Instructions for the task: Pull every line that holds the word "orasida" from the entries.

Records from a dataset
********

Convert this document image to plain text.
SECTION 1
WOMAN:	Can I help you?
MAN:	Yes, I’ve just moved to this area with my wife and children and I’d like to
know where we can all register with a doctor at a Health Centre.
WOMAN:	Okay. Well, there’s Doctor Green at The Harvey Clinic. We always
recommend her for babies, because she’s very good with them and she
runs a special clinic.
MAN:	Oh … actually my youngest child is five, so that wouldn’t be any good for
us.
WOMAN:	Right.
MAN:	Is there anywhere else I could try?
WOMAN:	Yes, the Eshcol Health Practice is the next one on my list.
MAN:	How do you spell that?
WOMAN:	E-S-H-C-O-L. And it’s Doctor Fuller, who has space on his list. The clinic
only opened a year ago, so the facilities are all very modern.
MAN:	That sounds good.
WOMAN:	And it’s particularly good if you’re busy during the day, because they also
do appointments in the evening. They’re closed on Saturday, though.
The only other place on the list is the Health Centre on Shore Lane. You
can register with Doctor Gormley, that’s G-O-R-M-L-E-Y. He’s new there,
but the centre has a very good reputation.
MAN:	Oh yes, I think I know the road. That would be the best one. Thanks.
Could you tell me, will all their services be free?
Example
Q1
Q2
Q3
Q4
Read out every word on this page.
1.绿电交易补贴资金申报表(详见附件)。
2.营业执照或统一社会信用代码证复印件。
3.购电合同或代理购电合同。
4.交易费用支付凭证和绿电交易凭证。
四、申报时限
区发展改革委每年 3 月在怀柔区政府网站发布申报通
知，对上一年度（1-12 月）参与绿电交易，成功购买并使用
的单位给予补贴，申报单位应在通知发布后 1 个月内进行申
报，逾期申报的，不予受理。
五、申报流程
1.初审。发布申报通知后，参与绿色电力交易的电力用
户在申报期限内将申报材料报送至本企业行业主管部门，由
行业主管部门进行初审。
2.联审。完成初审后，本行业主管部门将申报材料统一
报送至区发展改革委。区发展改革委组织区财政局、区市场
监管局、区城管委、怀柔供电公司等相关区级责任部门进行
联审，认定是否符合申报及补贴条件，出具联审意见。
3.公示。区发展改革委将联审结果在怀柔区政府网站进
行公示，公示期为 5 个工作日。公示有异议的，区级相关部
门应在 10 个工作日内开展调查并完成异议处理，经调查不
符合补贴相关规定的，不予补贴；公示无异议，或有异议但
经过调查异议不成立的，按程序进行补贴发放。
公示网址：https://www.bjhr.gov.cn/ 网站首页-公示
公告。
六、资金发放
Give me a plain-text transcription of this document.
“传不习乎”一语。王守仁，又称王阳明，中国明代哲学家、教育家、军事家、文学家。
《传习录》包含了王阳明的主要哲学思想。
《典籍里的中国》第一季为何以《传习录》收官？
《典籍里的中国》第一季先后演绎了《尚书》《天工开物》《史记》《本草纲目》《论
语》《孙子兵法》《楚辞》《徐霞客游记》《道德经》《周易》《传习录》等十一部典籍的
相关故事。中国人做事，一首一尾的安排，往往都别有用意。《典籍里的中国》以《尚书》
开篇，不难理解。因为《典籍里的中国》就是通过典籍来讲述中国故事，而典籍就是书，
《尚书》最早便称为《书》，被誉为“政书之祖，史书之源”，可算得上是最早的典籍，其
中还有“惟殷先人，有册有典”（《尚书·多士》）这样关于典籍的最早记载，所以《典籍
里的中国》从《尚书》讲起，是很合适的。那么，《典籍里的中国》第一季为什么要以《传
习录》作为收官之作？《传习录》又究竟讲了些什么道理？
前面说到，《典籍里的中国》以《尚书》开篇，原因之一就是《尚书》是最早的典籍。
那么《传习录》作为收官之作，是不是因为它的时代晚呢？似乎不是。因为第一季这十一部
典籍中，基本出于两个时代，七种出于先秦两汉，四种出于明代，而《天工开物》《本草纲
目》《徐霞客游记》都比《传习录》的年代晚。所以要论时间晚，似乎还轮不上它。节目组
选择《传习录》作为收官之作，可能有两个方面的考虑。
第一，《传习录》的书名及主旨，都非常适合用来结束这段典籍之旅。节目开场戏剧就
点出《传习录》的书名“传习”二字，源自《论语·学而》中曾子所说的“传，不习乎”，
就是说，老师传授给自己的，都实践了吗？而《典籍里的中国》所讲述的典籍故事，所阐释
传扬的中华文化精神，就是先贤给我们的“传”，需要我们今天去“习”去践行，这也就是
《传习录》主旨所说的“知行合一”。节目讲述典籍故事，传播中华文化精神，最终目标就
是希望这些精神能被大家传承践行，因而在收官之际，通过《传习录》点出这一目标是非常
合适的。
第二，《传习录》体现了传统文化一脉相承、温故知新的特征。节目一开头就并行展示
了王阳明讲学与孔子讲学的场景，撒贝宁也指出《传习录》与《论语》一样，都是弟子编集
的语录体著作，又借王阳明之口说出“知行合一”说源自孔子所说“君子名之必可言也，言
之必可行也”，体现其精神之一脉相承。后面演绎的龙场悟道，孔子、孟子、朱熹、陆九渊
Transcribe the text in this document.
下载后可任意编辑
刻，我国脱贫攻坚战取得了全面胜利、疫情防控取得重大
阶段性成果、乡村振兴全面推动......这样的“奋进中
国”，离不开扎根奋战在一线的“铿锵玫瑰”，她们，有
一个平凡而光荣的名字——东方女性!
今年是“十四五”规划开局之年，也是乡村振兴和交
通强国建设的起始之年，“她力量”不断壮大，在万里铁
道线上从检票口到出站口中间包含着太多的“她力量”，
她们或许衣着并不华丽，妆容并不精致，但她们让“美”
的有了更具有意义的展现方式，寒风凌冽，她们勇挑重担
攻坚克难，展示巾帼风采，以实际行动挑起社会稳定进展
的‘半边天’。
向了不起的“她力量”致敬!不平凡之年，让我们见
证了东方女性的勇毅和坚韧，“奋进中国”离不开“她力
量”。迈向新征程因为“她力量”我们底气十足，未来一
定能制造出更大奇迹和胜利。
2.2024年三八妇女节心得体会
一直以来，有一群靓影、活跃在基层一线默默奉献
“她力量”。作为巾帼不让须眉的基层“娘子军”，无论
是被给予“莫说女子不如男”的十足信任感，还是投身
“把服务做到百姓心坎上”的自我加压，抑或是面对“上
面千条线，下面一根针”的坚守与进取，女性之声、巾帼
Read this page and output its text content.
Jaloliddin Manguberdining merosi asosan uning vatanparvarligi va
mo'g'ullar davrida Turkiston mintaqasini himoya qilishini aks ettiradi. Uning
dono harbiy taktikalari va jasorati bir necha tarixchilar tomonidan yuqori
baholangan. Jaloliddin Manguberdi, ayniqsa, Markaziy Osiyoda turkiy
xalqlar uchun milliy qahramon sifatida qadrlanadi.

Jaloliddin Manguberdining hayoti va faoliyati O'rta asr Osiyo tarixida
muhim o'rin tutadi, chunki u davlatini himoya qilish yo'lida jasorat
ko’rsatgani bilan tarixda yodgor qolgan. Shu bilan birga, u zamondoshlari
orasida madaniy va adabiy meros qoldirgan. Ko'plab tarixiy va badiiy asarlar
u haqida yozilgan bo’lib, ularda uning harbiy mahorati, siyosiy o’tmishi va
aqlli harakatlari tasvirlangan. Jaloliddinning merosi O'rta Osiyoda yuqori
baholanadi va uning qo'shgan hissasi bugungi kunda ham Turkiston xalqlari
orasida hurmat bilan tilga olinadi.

********

Response:
orasida madaniy va adabiy meros qoldirgan. Ko'plab tarixiy va badiiy asarlar
orasida hurmat bilan tilga olinadi.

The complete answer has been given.